- **Instruction**: Sift the material for lines containing "contexto", and return them.

----------

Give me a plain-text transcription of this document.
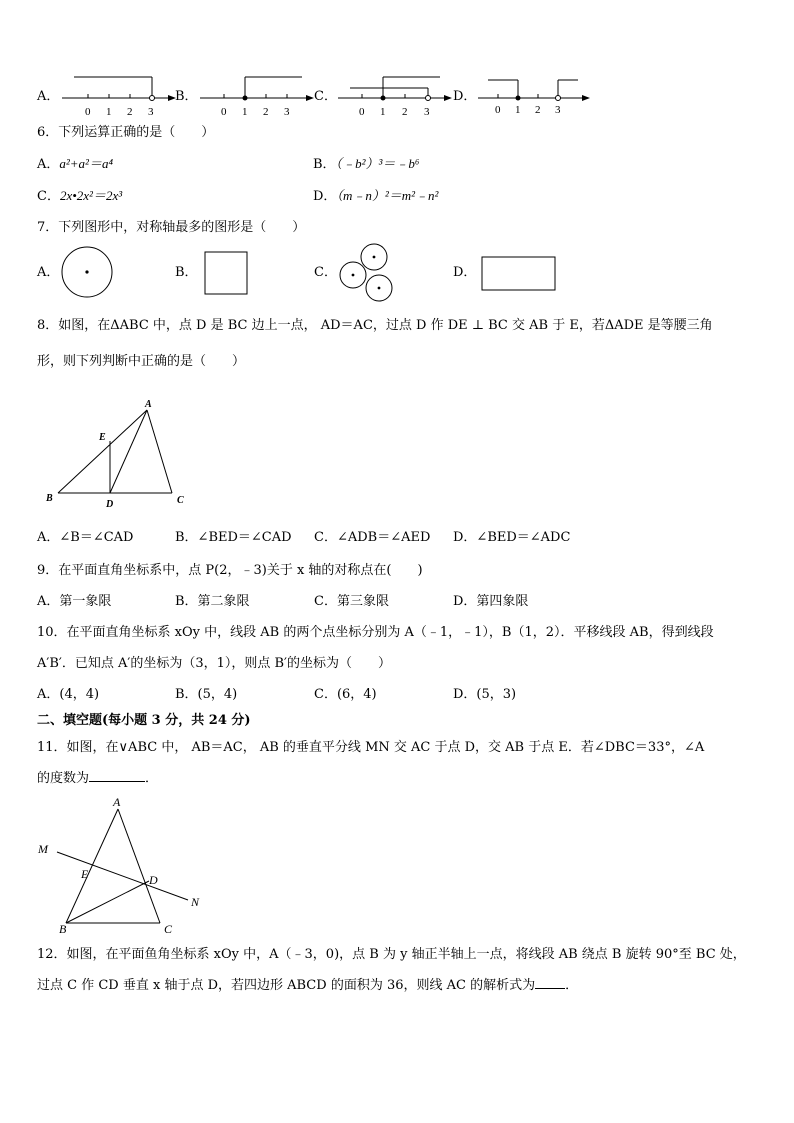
A．
0 1 2 3
B．
0 1 2 3
C．
0 1 2 3
D．
0 1 2 3
6．下列运算正确的是（　　）
A．a²+a²＝a⁴	B．（﹣b²）³＝﹣b⁶
C．2x•2x²＝2x³	D．（m﹣n）²＝m²﹣n²
7．下列图形中，对称轴最多的图形是（　　）
A．	B．	C．	D．
8．如图，在ΔABC 中，点 D 是 BC 边上一点， AD＝AC，过点 D 作 DE ⊥ BC 交 AB 于 E，若ΔADE 是等腰三角
形，则下列判断中正确的是（　　）
A
B	C
D
E
A．∠B＝∠CAD	B．∠BED＝∠CAD C．∠ADB＝∠AED D．∠BED＝∠ADC
9．在平面直角坐标系中，点 P(2，﹣3)关于 x 轴的对称点在(　　)
A．第一象限	B．第二象限	C．第三象限	D．第四象限
10．在平面直角坐标系 xOy 中，线段 AB 的两个点坐标分别为 A（﹣1，﹣1），B（1，2）．平移线段 AB，得到线段
A′B′．已知点 A′的坐标为（3，1），则点 B′的坐标为（　　）
A．(4，4)	B．(5，4)	C．(6，4)	D．(5，3)
二、填空题(每小题 3 分，共 24 分)
11．如图，在∨ABC 中， AB＝AC， AB 的垂直平分线 MN 交 AC 于点 D，交 AB 于点 E．若∠DBC＝33°，∠A
的度数为	．
A
B	C
D
E
M
N
12．如图，在平面鱼角坐标系 xOy 中，A（﹣3，0)，点 B 为 y 轴正半轴上一点，将线段 AB 绕点 B 旋转 90°至 BC 处，
过点 C 作 CD 垂直 x 轴于点 D，若四边形 ABCD 的面积为 36，则线 AC 的解析式为 ．
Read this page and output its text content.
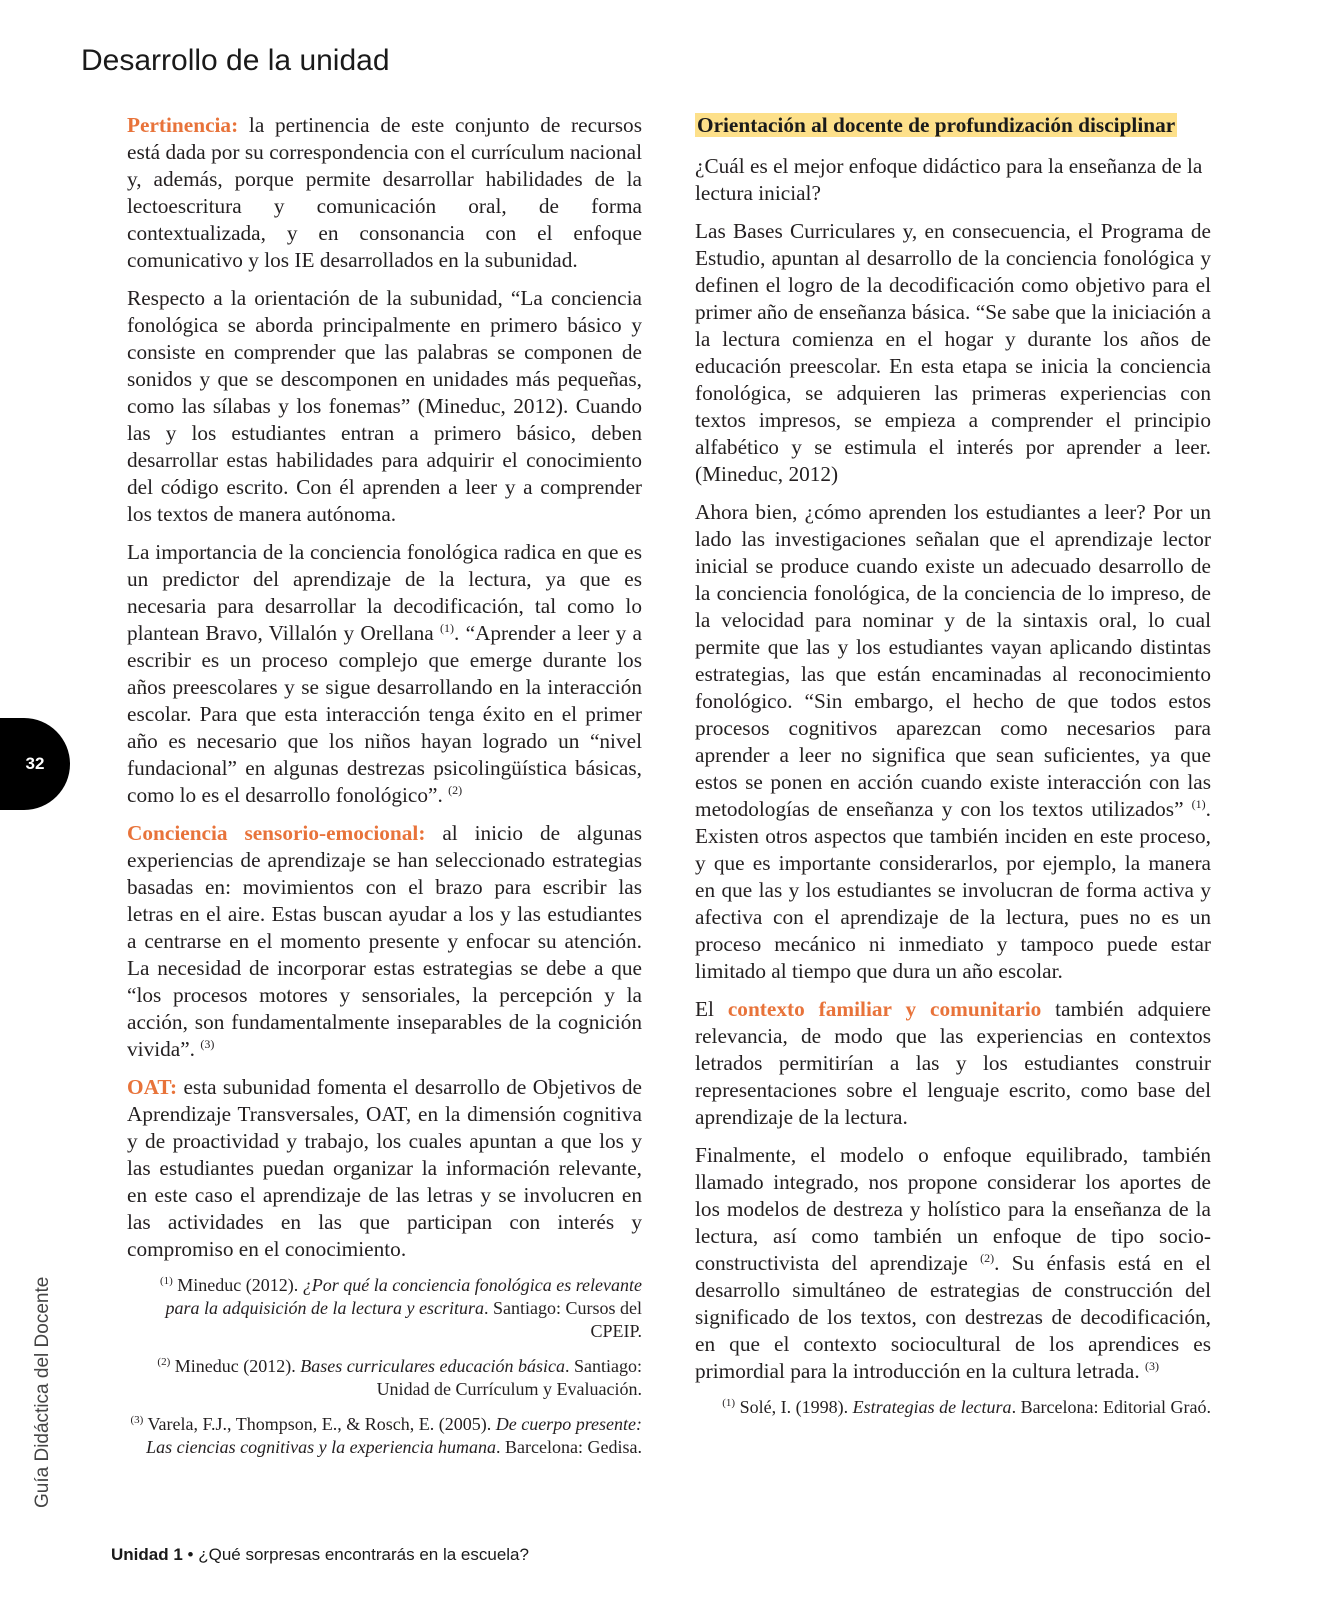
Desarrollo de la unidad

Pertinencia: la pertinencia de este conjunto de recursos está dada por su correspondencia con el currículum nacional y, además, porque permite desarrollar habilidades de la lectoescritura y comunicación oral, de forma contextualizada, y en consonancia con el enfoque comunicativo y los IE desarrollados en la subunidad.

Respecto a la orientación de la subunidad, “La conciencia fonológica se aborda principalmente en primero básico y consiste en comprender que las palabras se componen de sonidos y que se descomponen en unidades más pequeñas, como las sílabas y los fonemas” (Mineduc, 2012). Cuando las y los estudiantes entran a primero básico, deben desarrollar estas habilidades para adquirir el conocimiento del código escrito. Con él aprenden a leer y a comprender los textos de manera autónoma.

La importancia de la conciencia fonológica radica en que es un predictor del aprendizaje de la lectura, ya que es necesaria para desarrollar la decodificación, tal como lo plantean Bravo, Villalón y Orellana $^{(1)}$. “Aprender a leer y a escribir es un proceso complejo que emerge durante los años preescolares y se sigue desarrollando en la interacción escolar. Para que esta interacción tenga éxito en el primer año es necesario que los niños hayan logrado un “nivel fundacional” en algunas destrezas psicolingüística básicas, como lo es el desarrollo fonológico”. $^{(2)}$

Conciencia sensorio-emocional: al inicio de algunas experiencias de aprendizaje se han seleccionado estrategias basadas en: movimientos con el brazo para escribir las letras en el aire. Estas buscan ayudar a los y las estudiantes a centrarse en el momento presente y enfocar su atención. La necesidad de incorporar estas estrategias se debe a que “los procesos motores y sensoriales, la percepción y la acción, son fundamentalmente inseparables de la cognición vivida”. $^{(3)}$

OAT: esta subunidad fomenta el desarrollo de Objetivos de Aprendizaje Transversales, OAT, en la dimensión cognitiva y de proactividad y trabajo, los cuales apuntan a que los y las estudiantes puedan organizar la información relevante, en este caso el aprendizaje de las letras y se involucren en las actividades en las que participan con interés y compromiso en el conocimiento.

$^{(1)}$ Mineduc (2012). ¿Por qué la conciencia fonológica es relevante para la adquisición de la lectura y escritura. Santiago: Cursos del CPEIP.

$^{(2)}$ Mineduc (2012). Bases curriculares educación básica. Santiago: Unidad de Currículum y Evaluación.

$^{(3)}$ Varela, F.J., Thompson, E., & Rosch, E. (2005). De cuerpo presente: Las ciencias cognitivas y la experiencia humana. Barcelona: Gedisa.

Orientación al docente de profundización disciplinar

¿Cuál es el mejor enfoque didáctico para la enseñanza de la lectura inicial?

Las Bases Curriculares y, en consecuencia, el Programa de Estudio, apuntan al desarrollo de la conciencia fonológica y definen el logro de la decodificación como objetivo para el primer año de enseñanza básica. “Se sabe que la iniciación a la lectura comienza en el hogar y durante los años de educación preescolar. En esta etapa se inicia la conciencia fonológica, se adquieren las primeras experiencias con textos impresos, se empieza a comprender el principio alfabético y se estimula el interés por aprender a leer. (Mineduc, 2012)

Ahora bien, ¿cómo aprenden los estudiantes a leer? Por un lado las investigaciones señalan que el aprendizaje lector inicial se produce cuando existe un adecuado desarrollo de la conciencia fonológica, de la conciencia de lo impreso, de la velocidad para nominar y de la sintaxis oral, lo cual permite que las y los estudiantes vayan aplicando distintas estrategias, las que están encaminadas al reconocimiento fonológico. “Sin embargo, el hecho de que todos estos procesos cognitivos aparezcan como necesarios para aprender a leer no significa que sean suficientes, ya que estos se ponen en acción cuando existe interacción con las metodologías de enseñanza y con los textos utilizados” $^{(1)}$. Existen otros aspectos que también inciden en este proceso, y que es importante considerarlos, por ejemplo, la manera en que las y los estudiantes se involucran de forma activa y afectiva con el aprendizaje de la lectura, pues no es un proceso mecánico ni inmediato y tampoco puede estar limitado al tiempo que dura un año escolar.

El contexto familiar y comunitario también adquiere relevancia, de modo que las experiencias en contextos letrados permitirían a las y los estudiantes construir representaciones sobre el lenguaje escrito, como base del aprendizaje de la lectura.

Finalmente, el modelo o enfoque equilibrado, también llamado integrado, nos propone considerar los aportes de los modelos de destreza y holístico para la enseñanza de la lectura, así como también un enfoque de tipo socio-constructivista del aprendizaje $^{(2)}$. Su énfasis está en el desarrollo simultáneo de estrategias de construcción del significado de los textos, con destrezas de decodificación, en que el contexto sociocultural de los aprendices es primordial para la introducción en la cultura letrada. $^{(3)}$

$^{(1)}$ Solé, I. (1998). Estrategias de lectura. Barcelona: Editorial Graó.

32
Guía Didáctica del Docente
Unidad 1 • ¿Qué sorpresas encontrarás en la escuela?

----------

- **Exercise solution**:
El contexto familiar y comunitario también adquiere relevancia, de modo que las experiencias en contextos letrados permitirían a las y los estudiantes construir representaciones sobre el lenguaje escrito, como base del aprendizaje de la lectura.
Finalmente, el modelo o enfoque equilibrado, también llamado integrado, nos propone considerar los aportes de los modelos de destreza y holístico para la enseñanza de la lectura, así como también un enfoque de tipo socio-constructivista del aprendizaje $^{(2)}$. Su énfasis está en el desarrollo simultáneo de estrategias de construcción del significado de los textos, con destrezas de decodificación, en que el contexto sociocultural de los aprendices es primordial para la introducción en la cultura letrada. $^{(3)}$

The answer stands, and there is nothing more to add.